• Data shown:
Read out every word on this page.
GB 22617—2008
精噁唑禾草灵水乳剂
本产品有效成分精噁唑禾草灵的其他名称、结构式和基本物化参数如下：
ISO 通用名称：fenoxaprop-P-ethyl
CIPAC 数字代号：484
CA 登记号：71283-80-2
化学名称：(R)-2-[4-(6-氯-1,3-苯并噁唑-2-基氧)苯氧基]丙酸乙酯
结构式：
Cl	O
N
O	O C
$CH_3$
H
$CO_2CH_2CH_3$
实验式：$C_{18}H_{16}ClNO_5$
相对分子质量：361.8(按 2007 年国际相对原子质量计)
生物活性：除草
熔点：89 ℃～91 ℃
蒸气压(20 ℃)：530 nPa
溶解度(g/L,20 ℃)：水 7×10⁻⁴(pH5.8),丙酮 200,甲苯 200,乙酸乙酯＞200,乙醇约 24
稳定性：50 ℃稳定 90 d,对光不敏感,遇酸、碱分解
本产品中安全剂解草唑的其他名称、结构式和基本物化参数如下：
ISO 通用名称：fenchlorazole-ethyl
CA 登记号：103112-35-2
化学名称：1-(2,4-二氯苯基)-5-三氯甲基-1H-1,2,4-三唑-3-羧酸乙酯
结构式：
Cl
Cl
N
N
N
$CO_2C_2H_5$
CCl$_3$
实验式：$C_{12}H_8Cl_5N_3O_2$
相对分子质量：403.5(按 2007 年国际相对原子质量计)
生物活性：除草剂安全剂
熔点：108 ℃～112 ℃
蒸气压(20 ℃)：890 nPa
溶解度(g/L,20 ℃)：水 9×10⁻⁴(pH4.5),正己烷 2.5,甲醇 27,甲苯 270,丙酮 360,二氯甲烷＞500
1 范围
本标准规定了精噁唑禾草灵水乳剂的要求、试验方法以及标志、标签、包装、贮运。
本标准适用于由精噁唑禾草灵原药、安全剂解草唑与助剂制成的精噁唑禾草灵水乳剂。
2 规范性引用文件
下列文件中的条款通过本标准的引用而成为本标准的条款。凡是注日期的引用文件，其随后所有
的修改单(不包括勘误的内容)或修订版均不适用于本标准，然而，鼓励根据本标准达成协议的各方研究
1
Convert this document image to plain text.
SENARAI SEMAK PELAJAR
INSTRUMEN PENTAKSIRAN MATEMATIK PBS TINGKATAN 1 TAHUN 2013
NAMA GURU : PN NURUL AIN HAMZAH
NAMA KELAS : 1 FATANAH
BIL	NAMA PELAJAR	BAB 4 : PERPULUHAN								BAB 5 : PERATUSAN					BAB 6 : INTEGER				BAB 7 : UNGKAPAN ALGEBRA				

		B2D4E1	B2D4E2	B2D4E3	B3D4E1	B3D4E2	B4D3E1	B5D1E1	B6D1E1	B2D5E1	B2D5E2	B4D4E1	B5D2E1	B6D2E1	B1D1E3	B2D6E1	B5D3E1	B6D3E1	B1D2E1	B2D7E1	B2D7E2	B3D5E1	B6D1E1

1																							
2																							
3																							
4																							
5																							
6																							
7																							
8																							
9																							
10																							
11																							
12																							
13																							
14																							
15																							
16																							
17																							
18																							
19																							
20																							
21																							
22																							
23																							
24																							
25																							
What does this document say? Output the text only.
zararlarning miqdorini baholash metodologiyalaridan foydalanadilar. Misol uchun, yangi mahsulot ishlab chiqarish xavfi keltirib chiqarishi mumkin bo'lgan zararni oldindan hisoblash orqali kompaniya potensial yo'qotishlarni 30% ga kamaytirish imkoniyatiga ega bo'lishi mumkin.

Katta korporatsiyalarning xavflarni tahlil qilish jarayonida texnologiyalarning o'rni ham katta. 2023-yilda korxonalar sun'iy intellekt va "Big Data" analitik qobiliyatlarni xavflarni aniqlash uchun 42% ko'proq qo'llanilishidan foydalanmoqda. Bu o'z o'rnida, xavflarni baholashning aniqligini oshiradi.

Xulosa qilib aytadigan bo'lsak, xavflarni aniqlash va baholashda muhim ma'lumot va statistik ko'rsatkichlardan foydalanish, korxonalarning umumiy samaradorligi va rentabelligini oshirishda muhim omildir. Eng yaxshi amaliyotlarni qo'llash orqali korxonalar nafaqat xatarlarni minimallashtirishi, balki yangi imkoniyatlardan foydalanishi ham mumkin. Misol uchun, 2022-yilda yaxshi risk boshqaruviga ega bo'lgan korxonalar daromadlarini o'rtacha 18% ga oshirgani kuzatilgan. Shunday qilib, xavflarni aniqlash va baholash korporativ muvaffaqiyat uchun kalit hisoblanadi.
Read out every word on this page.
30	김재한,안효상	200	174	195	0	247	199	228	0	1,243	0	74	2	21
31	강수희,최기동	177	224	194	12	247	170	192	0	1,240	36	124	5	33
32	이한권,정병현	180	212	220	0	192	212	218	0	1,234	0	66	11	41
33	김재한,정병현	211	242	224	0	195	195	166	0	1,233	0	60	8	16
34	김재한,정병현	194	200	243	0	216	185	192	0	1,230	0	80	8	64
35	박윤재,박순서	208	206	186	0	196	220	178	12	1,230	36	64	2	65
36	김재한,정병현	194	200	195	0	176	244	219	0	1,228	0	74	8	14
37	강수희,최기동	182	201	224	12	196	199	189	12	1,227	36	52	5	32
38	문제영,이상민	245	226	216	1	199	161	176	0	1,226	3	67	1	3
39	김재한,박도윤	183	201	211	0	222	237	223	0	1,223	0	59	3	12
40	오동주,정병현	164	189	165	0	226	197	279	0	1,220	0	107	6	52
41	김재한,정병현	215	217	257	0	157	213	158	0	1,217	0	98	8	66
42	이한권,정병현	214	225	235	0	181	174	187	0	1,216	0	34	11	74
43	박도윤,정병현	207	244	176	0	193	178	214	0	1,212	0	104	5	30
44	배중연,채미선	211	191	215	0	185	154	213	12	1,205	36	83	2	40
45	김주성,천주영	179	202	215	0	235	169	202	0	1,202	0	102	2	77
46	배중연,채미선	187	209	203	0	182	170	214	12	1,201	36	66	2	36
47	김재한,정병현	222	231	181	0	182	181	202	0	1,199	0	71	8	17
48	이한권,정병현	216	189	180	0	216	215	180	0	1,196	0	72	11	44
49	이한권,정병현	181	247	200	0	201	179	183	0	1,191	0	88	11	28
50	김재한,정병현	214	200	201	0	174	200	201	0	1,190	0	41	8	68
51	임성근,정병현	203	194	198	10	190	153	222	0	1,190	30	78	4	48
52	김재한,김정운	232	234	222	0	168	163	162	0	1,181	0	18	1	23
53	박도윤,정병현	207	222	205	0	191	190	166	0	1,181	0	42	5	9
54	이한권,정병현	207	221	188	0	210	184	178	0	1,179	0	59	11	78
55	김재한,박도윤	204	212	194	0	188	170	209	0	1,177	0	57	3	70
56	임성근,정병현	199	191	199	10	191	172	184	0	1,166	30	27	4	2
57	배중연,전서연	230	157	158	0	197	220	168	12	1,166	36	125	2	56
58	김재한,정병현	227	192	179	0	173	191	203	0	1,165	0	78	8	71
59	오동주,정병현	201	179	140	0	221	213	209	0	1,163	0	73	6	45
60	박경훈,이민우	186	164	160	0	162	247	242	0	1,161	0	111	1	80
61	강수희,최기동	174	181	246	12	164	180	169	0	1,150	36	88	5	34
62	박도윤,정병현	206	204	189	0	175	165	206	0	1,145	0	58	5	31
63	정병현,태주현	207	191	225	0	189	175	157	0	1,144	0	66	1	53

• To be done: Look through the entries above. Extract each line with the word "this".

• Written solution:
Read out every word on this page.
Convert this document image to plain text.
What does this document say? Output the text only.
Read out every word on this page.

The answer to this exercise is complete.